- [Instructions to follow] Each record must be reproduced exactly as it is shown.

- [Given records]
◆ ◆ ◆ ◆ ◆ ◆ ◆

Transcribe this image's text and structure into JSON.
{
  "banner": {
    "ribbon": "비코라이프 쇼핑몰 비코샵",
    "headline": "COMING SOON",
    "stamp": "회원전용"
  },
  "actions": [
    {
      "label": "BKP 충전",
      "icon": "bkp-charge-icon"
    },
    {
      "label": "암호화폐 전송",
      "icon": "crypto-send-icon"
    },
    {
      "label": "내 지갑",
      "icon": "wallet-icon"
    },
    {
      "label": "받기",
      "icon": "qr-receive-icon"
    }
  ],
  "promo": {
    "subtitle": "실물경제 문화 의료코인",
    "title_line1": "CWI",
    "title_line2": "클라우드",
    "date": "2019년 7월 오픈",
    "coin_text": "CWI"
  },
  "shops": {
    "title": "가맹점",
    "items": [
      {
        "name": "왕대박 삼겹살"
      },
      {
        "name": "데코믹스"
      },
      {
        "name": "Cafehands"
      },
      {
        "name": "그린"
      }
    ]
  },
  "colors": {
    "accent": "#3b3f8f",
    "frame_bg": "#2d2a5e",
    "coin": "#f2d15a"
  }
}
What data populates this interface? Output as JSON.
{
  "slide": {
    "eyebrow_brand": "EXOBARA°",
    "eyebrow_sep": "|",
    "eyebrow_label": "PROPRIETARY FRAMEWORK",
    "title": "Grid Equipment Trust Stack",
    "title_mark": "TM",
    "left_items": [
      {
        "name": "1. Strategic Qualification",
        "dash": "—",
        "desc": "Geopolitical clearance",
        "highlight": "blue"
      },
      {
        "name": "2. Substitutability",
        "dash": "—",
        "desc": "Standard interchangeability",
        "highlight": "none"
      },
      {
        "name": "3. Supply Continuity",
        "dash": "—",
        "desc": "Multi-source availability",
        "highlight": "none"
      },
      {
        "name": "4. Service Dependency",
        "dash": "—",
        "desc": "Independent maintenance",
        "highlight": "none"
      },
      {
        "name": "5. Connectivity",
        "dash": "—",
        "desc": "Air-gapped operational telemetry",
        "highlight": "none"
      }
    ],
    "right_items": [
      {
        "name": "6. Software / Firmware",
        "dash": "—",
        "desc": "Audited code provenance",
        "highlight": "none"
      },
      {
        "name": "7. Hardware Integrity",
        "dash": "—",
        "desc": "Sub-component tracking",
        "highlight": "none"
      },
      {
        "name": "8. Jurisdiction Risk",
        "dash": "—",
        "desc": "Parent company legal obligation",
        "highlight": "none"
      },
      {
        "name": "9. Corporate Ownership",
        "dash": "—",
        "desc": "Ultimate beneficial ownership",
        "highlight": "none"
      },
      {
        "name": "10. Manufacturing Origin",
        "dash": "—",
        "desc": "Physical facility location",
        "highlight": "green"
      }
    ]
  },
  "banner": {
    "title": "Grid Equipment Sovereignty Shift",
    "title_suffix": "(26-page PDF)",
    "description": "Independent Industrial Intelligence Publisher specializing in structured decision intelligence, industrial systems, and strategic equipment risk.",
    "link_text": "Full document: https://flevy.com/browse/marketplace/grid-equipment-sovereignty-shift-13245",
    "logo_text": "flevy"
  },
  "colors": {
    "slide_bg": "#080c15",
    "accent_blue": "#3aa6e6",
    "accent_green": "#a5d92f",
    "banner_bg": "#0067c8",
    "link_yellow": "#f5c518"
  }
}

◆ ◆ ◆ ◆ ◆ ◆ ◆

- [Task result]
Transcribe this image's text and structure into JSON.
{
  "banner": {
    "ribbon": "비코라이프 쇼핑몰 비코샵",
    "headline": "COMING SOON",
    "stamp": "회원전용"
  },
  "actions": [
    {
      "label": "BKP 충전",
      "icon": "bkp-charge-icon"
    },
    {
      "label": "암호화폐 전송",
      "icon": "crypto-send-icon"
    },
    {
      "label": "내 지갑",
      "icon": "wallet-icon"
    },
    {
      "label": "받기",
      "icon": "qr-receive-icon"
    }
  ],
  "promo": {
    "subtitle": "실물경제 문화 의료코인",
    "title_line1": "CWI",
    "title_line2": "클라우드",
    "date": "2019년 7월 오픈",
    "coin_text": "CWI"
  },
  "shops": {
    "title": "가맹점",
    "items": [
      {
        "name": "왕대박 삼겹살"
      },
      {
        "name": "데코믹스"
      },
      {
        "name": "Cafehands"
      },
      {
        "name": "그린"
      }
    ]
  },
  "colors": {
    "accent": "#3b3f8f",
    "frame_bg": "#2d2a5e",
    "coin": "#f2d15a"
  }
}
What data populates this interface? Output as JSON.
{
  "slide": {
    "eyebrow_brand": "EXOBARA°",
    "eyebrow_sep": "|",
    "eyebrow_label": "PROPRIETARY FRAMEWORK",
    "title": "Grid Equipment Trust Stack",
    "title_mark": "TM",
    "left_items": [
      {
        "name": "1. Strategic Qualification",
        "dash": "—",
        "desc": "Geopolitical clearance",
        "highlight": "blue"
      },
      {
        "name": "2. Substitutability",
        "dash": "—",
        "desc": "Standard interchangeability",
        "highlight": "none"
      },
      {
        "name": "3. Supply Continuity",
        "dash": "—",
        "desc": "Multi-source availability",
        "highlight": "none"
      },
      {
        "name": "4. Service Dependency",
        "dash": "—",
        "desc": "Independent maintenance",
        "highlight": "none"
      },
      {
        "name": "5. Connectivity",
        "dash": "—",
        "desc": "Air-gapped operational telemetry",
        "highlight": "none"
      }
    ],
    "right_items": [
      {
        "name": "6. Software / Firmware",
        "dash": "—",
        "desc": "Audited code provenance",
        "highlight": "none"
      },
      {
        "name": "7. Hardware Integrity",
        "dash": "—",
        "desc": "Sub-component tracking",
        "highlight": "none"
      },
      {
        "name": "8. Jurisdiction Risk",
        "dash": "—",
        "desc": "Parent company legal obligation",
        "highlight": "none"
      },
      {
        "name": "9. Corporate Ownership",
        "dash": "—",
        "desc": "Ultimate beneficial ownership",
        "highlight": "none"
      },
      {
        "name": "10. Manufacturing Origin",
        "dash": "—",
        "desc": "Physical facility location",
        "highlight": "green"
      }
    ]
  },
  "banner": {
    "title": "Grid Equipment Sovereignty Shift",
    "title_suffix": "(26-page PDF)",
    "description": "Independent Industrial Intelligence Publisher specializing in structured decision intelligence, industrial systems, and strategic equipment risk.",
    "link_text": "Full document: https://flevy.com/browse/marketplace/grid-equipment-sovereignty-shift-13245",
    "logo_text": "flevy"
  },
  "colors": {
    "slide_bg": "#080c15",
    "accent_blue": "#3aa6e6",
    "accent_green": "#a5d92f",
    "banner_bg": "#0067c8",
    "link_yellow": "#f5c518"
  }
}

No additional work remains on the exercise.